# Input data start

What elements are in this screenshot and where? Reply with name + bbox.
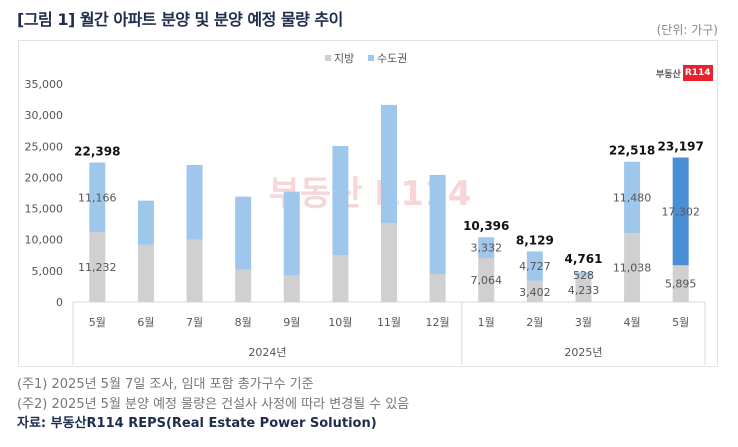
- y-tick-label: 5,000: [32, 265, 64, 278]
- x-tick-label: 3월: [575, 316, 592, 329]
- x-tick-label: 2월: [526, 316, 543, 329]
- data-label-sudogwon: 3,332: [470, 242, 502, 255]
- y-tick-label: 35,000: [25, 78, 64, 91]
- data-label-total: 4,761: [564, 252, 602, 266]
- source: 자료: 부동산R114 REPS(Real Estate Power Solut…: [17, 416, 377, 431]
- chart-frame: [18, 40, 718, 367]
- y-tick-label: 20,000: [25, 171, 64, 184]
- bar-sudogwon: [575, 272, 592, 276]
- data-label-jibang: 5,895: [665, 278, 697, 291]
- x-tick-label: 10월: [328, 316, 352, 329]
- bar-jibang: [624, 233, 641, 302]
- logo-text: 부동산: [656, 69, 681, 80]
- legend-label: 지방: [334, 52, 354, 65]
- x-tick-label: 12월: [426, 316, 450, 329]
- data-label-jibang: 11,038: [613, 262, 652, 275]
- note-1: (주1) 2025년 5월 7일 조사, 임대 포함 총가구수 기준: [17, 377, 314, 392]
- logo-badge: R114: [682, 65, 713, 81]
- data-label-jibang: 4,233: [568, 284, 600, 297]
- bar-jibang: [526, 280, 543, 302]
- x-tick-label: 7월: [186, 316, 203, 329]
- data-label-total: 10,396: [463, 219, 509, 233]
- data-label-jibang: 11,232: [78, 261, 117, 274]
- bar-jibang: [89, 232, 106, 302]
- legend-swatch-sudogwon: [368, 55, 374, 61]
- bar-jibang: [186, 239, 203, 302]
- bar-sudogwon: [429, 174, 446, 275]
- bar-jibang: [478, 258, 495, 302]
- y-tick-label: 30,000: [25, 109, 64, 122]
- bar-jibang: [235, 269, 252, 302]
- x-tick-label: 9월: [283, 316, 300, 329]
- bar-sudogwon: [526, 251, 543, 281]
- data-label-total: 22,398: [74, 144, 120, 158]
- data-label-jibang: 3,402: [519, 286, 551, 299]
- bar-jibang: [381, 222, 397, 302]
- data-label-sudogwon: 4,727: [519, 260, 551, 273]
- data-label-sudogwon: 11,480: [613, 191, 652, 204]
- data-label-total: 23,197: [658, 140, 704, 154]
- legend-swatch-jibang: [325, 55, 331, 61]
- bar-jibang: [283, 275, 300, 302]
- y-tick-label: 10,000: [25, 234, 64, 247]
- bar-jibang: [429, 274, 446, 302]
- y-tick-label: 0: [56, 296, 63, 309]
- data-label-jibang: 7,064: [470, 274, 502, 287]
- bar-jibang: [575, 275, 592, 302]
- y-tick-label: 15,000: [25, 203, 64, 216]
- bar-jibang: [672, 265, 689, 302]
- r114-logo: 부동산 R114: [656, 65, 713, 81]
- data-label-total: 8,129: [516, 233, 554, 247]
- unit-label: (단위: 가구): [656, 23, 718, 37]
- data-label-sudogwon: 17,302: [661, 205, 700, 218]
- bar-sudogwon: [332, 145, 349, 256]
- bar-sudogwon: [478, 237, 495, 259]
- x-tick-label: 8월: [235, 316, 252, 329]
- x-tick-label: 5월: [672, 316, 689, 329]
- bar-sudogwon: [186, 164, 203, 240]
- bar-sudogwon: [235, 196, 252, 270]
- bar-sudogwon: [89, 162, 106, 233]
- x-tick-label: 5월: [89, 316, 106, 329]
- year-label: 2025년: [564, 346, 602, 359]
- note-2: (주2) 2025년 5월 분양 예정 물량은 건설사 사정에 따라 변경될 수…: [17, 397, 410, 412]
- figure-title: [그림 1] 월간 아파트 분양 및 분양 예정 물량 추이: [17, 10, 343, 29]
- bar-jibang: [332, 255, 349, 302]
- bar-sudogwon: [672, 157, 689, 266]
- data-label-total: 22,518: [609, 144, 655, 158]
- data-label-sudogwon: 528: [573, 269, 594, 282]
- x-tick-label: 1월: [478, 316, 495, 329]
- x-tick-label: 6월: [137, 316, 154, 329]
- x-tick-label: 4월: [624, 316, 641, 329]
- bar-jibang: [137, 244, 154, 302]
- bar-sudogwon: [283, 191, 300, 276]
- year-label: 2024년: [248, 346, 286, 359]
- bar-sudogwon: [137, 200, 154, 245]
- x-tick-label: 11월: [377, 316, 401, 329]
- data-label-sudogwon: 11,166: [78, 191, 117, 204]
- y-tick-label: 25,000: [25, 140, 64, 153]
- bar-sudogwon: [624, 161, 641, 234]
- bar-sudogwon: [381, 104, 397, 223]
- legend-label: 수도권: [377, 52, 407, 65]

# Input data end

* _Problem details_:
Write out the data above line for line, with no changes, and leave out the pictures.

* _The reply_:
What elements are in this screenshot and where? Reply with name + bbox.
- y-tick-label: 5,000: [32, 265, 64, 278]
- x-tick-label: 3월: [575, 316, 592, 329]
- x-tick-label: 2월: [526, 316, 543, 329]
- data-label-sudogwon: 3,332: [470, 242, 502, 255]
- y-tick-label: 35,000: [25, 78, 64, 91]
- data-label-total: 4,761: [564, 252, 602, 266]
- source: 자료: 부동산R114 REPS(Real Estate Power Solut…: [17, 416, 377, 431]
- chart-frame: [18, 40, 718, 367]
- y-tick-label: 20,000: [25, 171, 64, 184]
- bar-sudogwon: [575, 272, 592, 276]
- data-label-jibang: 5,895: [665, 278, 697, 291]
- x-tick-label: 10월: [328, 316, 352, 329]
- bar-jibang: [624, 233, 641, 302]
- logo-text: 부동산: [656, 69, 681, 80]
- legend-label: 지방: [334, 52, 354, 65]
- x-tick-label: 12월: [426, 316, 450, 329]
- data-label-jibang: 11,038: [613, 262, 652, 275]
- note-1: (주1) 2025년 5월 7일 조사, 임대 포함 총가구수 기준: [17, 377, 314, 392]
- logo-badge: R114: [682, 65, 713, 81]
- data-label-jibang: 4,233: [568, 284, 600, 297]
- bar-jibang: [526, 280, 543, 302]
- x-tick-label: 7월: [186, 316, 203, 329]
- data-label-total: 10,396: [463, 219, 509, 233]
- data-label-jibang: 11,232: [78, 261, 117, 274]
- bar-jibang: [89, 232, 106, 302]
- legend-swatch-sudogwon: [368, 55, 374, 61]
- bar-jibang: [186, 239, 203, 302]
- bar-sudogwon: [429, 174, 446, 275]
- bar-jibang: [478, 258, 495, 302]
- y-tick-label: 30,000: [25, 109, 64, 122]
- bar-jibang: [235, 269, 252, 302]
- x-tick-label: 9월: [283, 316, 300, 329]
- bar-sudogwon: [526, 251, 543, 281]
- data-label-total: 22,398: [74, 144, 120, 158]
- data-label-jibang: 3,402: [519, 286, 551, 299]
- bar-jibang: [381, 222, 397, 302]
- data-label-sudogwon: 4,727: [519, 260, 551, 273]
- data-label-sudogwon: 11,480: [613, 191, 652, 204]
- data-label-total: 23,197: [658, 140, 704, 154]
- legend-swatch-jibang: [325, 55, 331, 61]
- bar-jibang: [283, 275, 300, 302]
- y-tick-label: 10,000: [25, 234, 64, 247]
- bar-jibang: [429, 274, 446, 302]
- y-tick-label: 0: [56, 296, 63, 309]
- data-label-jibang: 7,064: [470, 274, 502, 287]
- bar-jibang: [575, 275, 592, 302]
- y-tick-label: 15,000: [25, 203, 64, 216]
- bar-jibang: [672, 265, 689, 302]
- r114-logo: 부동산 R114: [656, 65, 713, 81]
- data-label-total: 8,129: [516, 233, 554, 247]
- unit-label: (단위: 가구): [656, 23, 718, 37]
- data-label-sudogwon: 17,302: [661, 205, 700, 218]
- bar-sudogwon: [332, 145, 349, 256]
- bar-sudogwon: [478, 237, 495, 259]
- x-tick-label: 8월: [235, 316, 252, 329]
- x-tick-label: 5월: [672, 316, 689, 329]
- bar-sudogwon: [186, 164, 203, 240]
- bar-sudogwon: [235, 196, 252, 270]
- bar-sudogwon: [89, 162, 106, 233]
- x-tick-label: 5월: [89, 316, 106, 329]
- year-label: 2025년: [564, 346, 602, 359]
- note-2: (주2) 2025년 5월 분양 예정 물량은 건설사 사정에 따라 변경될 수…: [17, 397, 410, 412]
- figure-title: [그림 1] 월간 아파트 분양 및 분양 예정 물량 추이: [17, 10, 343, 29]
- bar-jibang: [332, 255, 349, 302]
- bar-sudogwon: [672, 157, 689, 266]
- data-label-total: 22,518: [609, 144, 655, 158]
- data-label-sudogwon: 528: [573, 269, 594, 282]
- x-tick-label: 1월: [478, 316, 495, 329]
- x-tick-label: 6월: [137, 316, 154, 329]
- x-tick-label: 4월: [624, 316, 641, 329]
- bar-jibang: [137, 244, 154, 302]
- bar-sudogwon: [283, 191, 300, 276]
- year-label: 2024년: [248, 346, 286, 359]
- bar-sudogwon: [137, 200, 154, 245]
- x-tick-label: 11월: [377, 316, 401, 329]
- data-label-sudogwon: 11,166: [78, 191, 117, 204]
- y-tick-label: 25,000: [25, 140, 64, 153]
- bar-sudogwon: [624, 161, 641, 234]
- bar-sudogwon: [381, 104, 397, 223]
- legend-label: 수도권: [377, 52, 407, 65]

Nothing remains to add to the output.